# Supplied text

I am trying to write a Java UDF with the end goal of extending/overriding the load method of PigStorage to support entries that take multiple lines.
My pig script is as follows:
REGISTER udf.jar;
register 'userdef.py' using jython as parser;
A = LOAD 'test_data' USING PigStorage() AS row:chararray;
C = FOREACH A GENERATE myTOKENIZE.test();
DUMP D;
udf.jar looks like:
udf/myTOKENIZE.class
myTOKENIZE.java imports org.apache.pig.* ande extends EvalFunc. the test method just returns a Hello world String.
The problem that I am having is that when I try to call the method test() of class myTOKENIZE I get Error 1070: ERROR 1070: Could not resolve myTOKENIZE.test using imports: [, java.lang., org.apache.pig.builtin., org.apache.pig.impl.builtin.] Thoughts?
As your UDF extends EvalFunc
there should me a method called exec()
in the class myTOKENIZE
.
Your pig code would then look as follows:
C = FOREACH A GENERATE udf.myTOKENIZE(*);
Please read http://pig.apache.org/docs/r0.7.0/udf.html#How+to+Write+a+Simple+Eval+Function
Hope that helps.
So is myTOKENIZE in the package udf? In that case you'd need
C = FOREACH A GENERATE udf.myTOKENIZE.test();
After waaaaay too much time (and coffee) and a bunch a trial and error, I figured out my issue.
Important note: For some jar myudfs.jar, the classes contained within must have package defined as myudfs.
The corrected code is as follows:
REGISTER myudfs.jar;
register 'userdef.py' using jython as parser;
A = LOAD 'test_data' USING PigStorage() AS row:chararray;
C = FOREACH A GENERATE myudfs.myTOKENIZE('');
DUMP C;
myTOKENIZE.java:
package myudfs;
import java.io.IOException;
import org.apache.pig.EvalFunc;
import org.apache.pig.data.Tuple;
import org.apache.pig.impl.util.WrappedIOException;
public class myTOKENIZE extends EvalFunc (String)

# Written tasks
a) Answer each question from the Pig UDF thread, one answer per line:
(i) What error number appears when the poster tries to call test()?
(ii) Which class does myTOKENIZE extend?
(iii) Which jar is registered in the corrected code?
b) In the Pig UDF thread, why does the first reply say myTOKENIZE should have a method called exec()?
c) Extend the Pig UDF thread past its last line.
The lines after this point have nothing to do with the Pig UDF thread.

# Recorded information
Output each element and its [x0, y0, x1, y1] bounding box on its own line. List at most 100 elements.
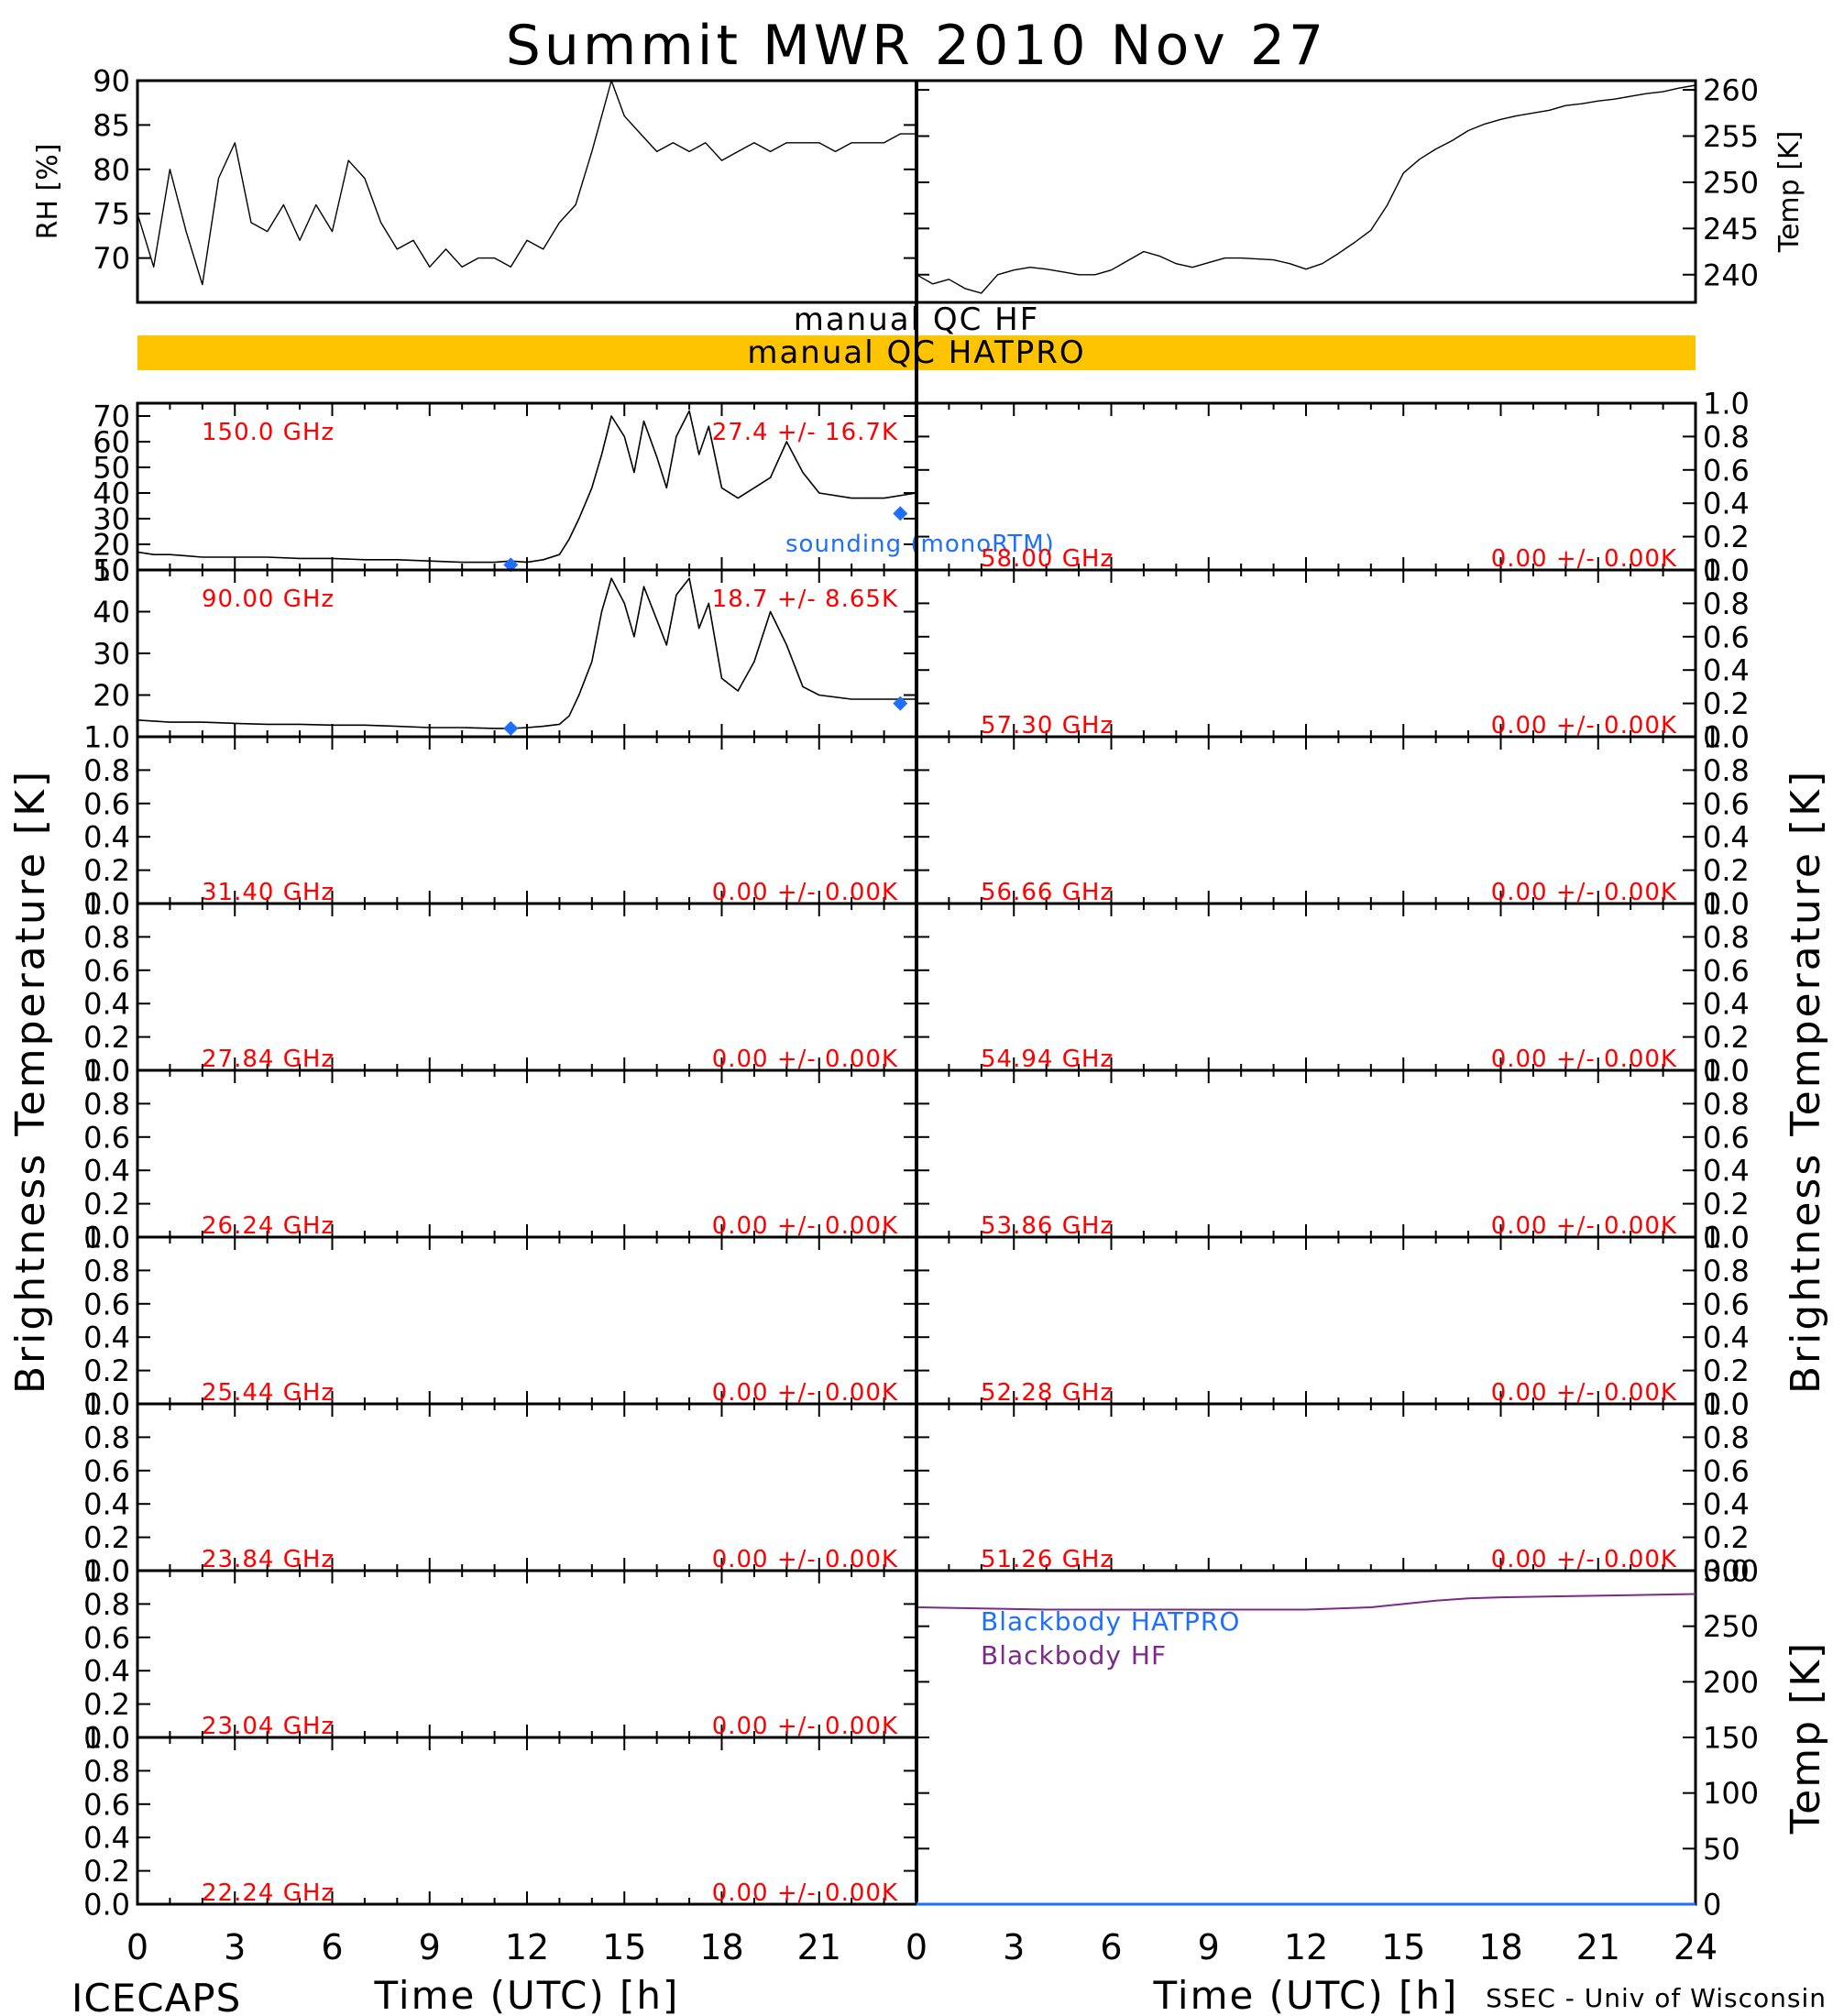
y-tick-label: 60 — [93, 425, 130, 460]
y-tick-label: 0.6 — [83, 786, 130, 821]
x-tick-label: 0 — [906, 1927, 927, 1967]
y-tick-label: 100 — [1703, 1776, 1759, 1811]
channel-stats: 0.00 +/- 0.00K — [712, 1046, 898, 1073]
sounding-marker — [503, 720, 519, 736]
channel-stats: 0.00 +/- 0.00K — [1491, 1379, 1677, 1407]
bt-series — [137, 410, 917, 564]
bt-panel-31.40: 0.00.20.40.60.81.031.40 GHz 0.00 +/- 0.00… — [83, 720, 918, 922]
y-tick-label: 0.6 — [83, 1287, 130, 1321]
y-tick-label: 0.8 — [83, 920, 130, 955]
channel-stats: 0.00 +/- 0.00K — [1491, 1046, 1677, 1073]
sounding-legend: sounding (monoRTM) — [785, 531, 1055, 558]
y-tick-label: 85 — [93, 108, 130, 143]
channel-frequency: 150.0 GHz — [202, 419, 335, 446]
channel-frequency: 22.24 GHz — [202, 1879, 335, 1907]
channel-frequency: 25.44 GHz — [202, 1379, 335, 1407]
channel-frequency: 27.84 GHz — [202, 1046, 335, 1073]
y-tick-label: 0.6 — [83, 1787, 130, 1822]
y-tick-label: 0.2 — [83, 1687, 130, 1722]
bt-panel-22.24: 0.00.20.40.60.81.022.24 GHz 0.00 +/- 0.00… — [83, 1721, 918, 1923]
temp-ylabel: Temp [K] — [1773, 131, 1806, 254]
y-tick-label: 0.0 — [1703, 553, 1750, 588]
y-tick-label: 0.2 — [83, 1020, 130, 1055]
y-tick-label: 0.4 — [83, 1320, 130, 1355]
bt-panel-57.30: 0.00.20.40.60.81.057.30 GHz 0.00 +/- 0.00… — [915, 553, 1750, 755]
y-tick-label: 0.0 — [1703, 887, 1750, 922]
bt-panel-27.84: 0.00.20.40.60.81.027.84 GHz 0.00 +/- 0.00… — [83, 887, 918, 1089]
y-tick-label: 0.4 — [1703, 1320, 1750, 1355]
y-tick-label: 0.2 — [1703, 853, 1750, 888]
y-tick-label: 0.0 — [83, 887, 130, 922]
y-tick-label: 0.8 — [83, 1420, 130, 1455]
channel-stats: 0.00 +/- 0.00K — [1491, 1546, 1677, 1573]
y-tick-label: 0.2 — [83, 1187, 130, 1222]
channel-frequency: 53.86 GHz — [981, 1212, 1114, 1240]
y-tick-label: 30 — [93, 637, 130, 672]
y-tick-label: 20 — [93, 528, 130, 563]
blackbody-legend-1: Blackbody HATPRO — [981, 1606, 1240, 1637]
y-tick-label: 250 — [1703, 165, 1759, 200]
bt-ylabel-left: Brightness Temperature [K] — [7, 769, 54, 1394]
y-tick-label: 0.0 — [1703, 1554, 1750, 1589]
sounding-marker — [893, 506, 908, 521]
y-tick-label: 0.8 — [83, 1587, 130, 1622]
rh-ylabel: RH [%] — [32, 144, 64, 240]
y-tick-label: 1.0 — [1703, 1387, 1750, 1422]
y-tick-label: 30 — [93, 502, 130, 537]
y-tick-label: 0.6 — [83, 1120, 130, 1155]
y-tick-label: 1.0 — [1703, 1054, 1750, 1089]
panels: 70 75 80 85 90 RH [%] 240 245 250 255 260 Temp [K] 1… — [32, 64, 1829, 1923]
y-tick-label: 0.2 — [83, 853, 130, 888]
x-tick-labels-left: 0 3 6 9 12 15 18 21 — [126, 1927, 841, 1967]
channel-stats: 27.4 +/- 16.7K — [712, 419, 898, 446]
channel-stats: 0.00 +/- 0.00K — [712, 1212, 898, 1240]
x-tick-label: 0 — [126, 1927, 148, 1967]
channel-frequency: 52.28 GHz — [981, 1379, 1114, 1407]
channel-frequency: 23.84 GHz — [202, 1546, 335, 1573]
channel-frequency: 58.00 GHz — [981, 545, 1114, 573]
y-tick-label: 0.0 — [83, 1387, 130, 1422]
y-tick-label: 10 — [93, 553, 130, 588]
y-tick-label: 200 — [1703, 1665, 1759, 1700]
y-tick-label: 50 — [93, 451, 130, 486]
y-tick-label: 0.6 — [1703, 1120, 1750, 1155]
channel-stats: 0.00 +/- 0.00K — [712, 1879, 898, 1907]
y-tick-label: 0.2 — [83, 1353, 130, 1388]
y-tick-label: 0.4 — [83, 1154, 130, 1189]
bt-panel-25.44: 0.00.20.40.60.81.025.44 GHz 0.00 +/- 0.00… — [83, 1221, 918, 1422]
bt-ylabel-right: Brightness Temperature [K] — [1783, 769, 1829, 1394]
y-tick-label: 0.6 — [1703, 953, 1750, 988]
x-tick-label: 6 — [321, 1927, 343, 1967]
channel-frequency: 54.94 GHz — [981, 1046, 1114, 1073]
footer-ssec: SSEC - Univ of Wisconsin — [1486, 1983, 1827, 2013]
bt-panel-56.66: 0.00.20.40.60.81.056.66 GHz 0.00 +/- 0.00… — [915, 720, 1750, 922]
temp-series — [916, 84, 1696, 294]
x-tick-labels-right: 0 3 6 9 12 15 18 21 24 — [906, 1927, 1718, 1967]
rh-panel: 70 75 80 85 90 RH [%] — [32, 64, 918, 304]
y-tick-label: 0.4 — [83, 987, 130, 1022]
blackbody-series-2 — [916, 1593, 1696, 1611]
channel-frequency: 57.30 GHz — [981, 712, 1114, 740]
y-tick-label: 70 — [93, 400, 130, 434]
sounding-marker — [893, 696, 908, 711]
channel-stats: 18.7 +/- 8.65K — [712, 586, 898, 613]
y-tick-label: 50 — [1703, 1832, 1740, 1867]
bt-panel-26.24: 0.00.20.40.60.81.026.24 GHz 0.00 +/- 0.00… — [83, 1054, 918, 1255]
y-tick-label: 0.2 — [1703, 520, 1750, 554]
blackbody-ylabel: Temp [K] — [1783, 1641, 1829, 1835]
channel-stats: 0.00 +/- 0.00K — [1491, 545, 1677, 573]
y-tick-label: 245 — [1703, 212, 1759, 247]
rh-series — [137, 80, 916, 286]
channel-frequency: 90.00 GHz — [202, 586, 335, 613]
y-tick-label: 0.8 — [83, 1087, 130, 1122]
y-tick-label: 250 — [1703, 1609, 1759, 1644]
y-tick-label: 0.2 — [1703, 1520, 1750, 1555]
temp-panel: 240 245 250 255 260 Temp [K] — [915, 73, 1806, 304]
x-tick-label: 18 — [1478, 1927, 1522, 1967]
y-tick-label: 70 — [93, 241, 130, 276]
y-tick-label: 0.0 — [1703, 1054, 1750, 1089]
y-tick-label: 0.4 — [1703, 653, 1750, 688]
blackbody-legend-2: Blackbody HF — [981, 1640, 1167, 1671]
y-tick-label: 1.0 — [83, 1721, 130, 1756]
y-tick-label: 0.0 — [83, 1054, 130, 1089]
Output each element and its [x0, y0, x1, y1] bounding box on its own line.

# Answers provided
a)
(i) 1070
(ii) EvalFunc
(iii) myudfs.jar

b) The first reply says myTOKENIZE should have an exec() method because the UDF extends EvalFunc.

c)
{
public String exec(Tuple input) throws IOException {
if (input == null || input.size() == 0)
return null;
try{
String str = (String)input.get(0);
return str.toUpperCase();
}catch(Exception e){
throw WrappedIOException.wrap("Caught exception processing input row ", e);
}
}
}
the structure of myudfs.jar:
myudfs/myTOKENIZE.class
Hopefully this proves useful to someone else with similar issues!
This is very late but I think the solution is that while using the udf in your pig you have to give fully qualified path of the class with your package name.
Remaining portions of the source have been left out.